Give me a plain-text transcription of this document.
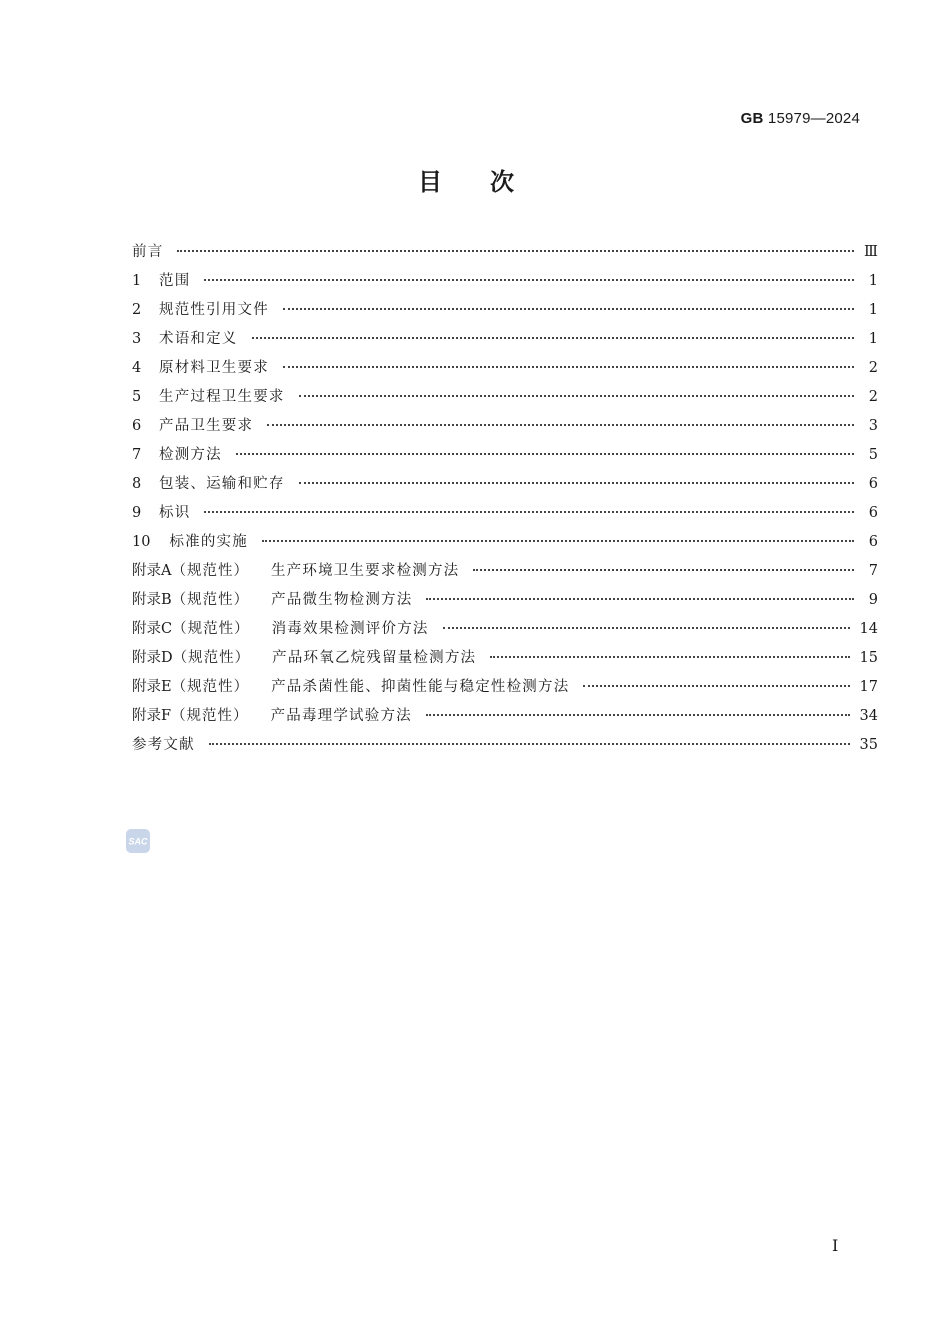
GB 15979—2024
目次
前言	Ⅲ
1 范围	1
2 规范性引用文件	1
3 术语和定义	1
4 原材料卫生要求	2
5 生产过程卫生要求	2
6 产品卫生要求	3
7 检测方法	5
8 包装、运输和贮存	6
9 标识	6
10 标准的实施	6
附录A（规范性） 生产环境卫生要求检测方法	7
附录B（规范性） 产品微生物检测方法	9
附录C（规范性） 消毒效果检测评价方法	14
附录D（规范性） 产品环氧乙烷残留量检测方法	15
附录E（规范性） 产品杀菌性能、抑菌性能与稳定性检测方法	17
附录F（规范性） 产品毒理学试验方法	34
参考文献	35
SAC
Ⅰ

GIVEN TASK:
Leave out the pictures and retype every line above exactly.

REPLY TO THE EXERCISE:
Give me a plain-text transcription of this document.
GB 15979—2024
目次
前言	Ⅲ
1 范围	1
2 规范性引用文件	1
3 术语和定义	1
4 原材料卫生要求	2
5 生产过程卫生要求	2
6 产品卫生要求	3
7 检测方法	5
8 包装、运输和贮存	6
9 标识	6
10 标准的实施	6
附录A（规范性） 生产环境卫生要求检测方法	7
附录B（规范性） 产品微生物检测方法	9
附录C（规范性） 消毒效果检测评价方法	14
附录D（规范性） 产品环氧乙烷残留量检测方法	15
附录E（规范性） 产品杀菌性能、抑菌性能与稳定性检测方法	17
附录F（规范性） 产品毒理学试验方法	34
参考文献	35
SAC
Ⅰ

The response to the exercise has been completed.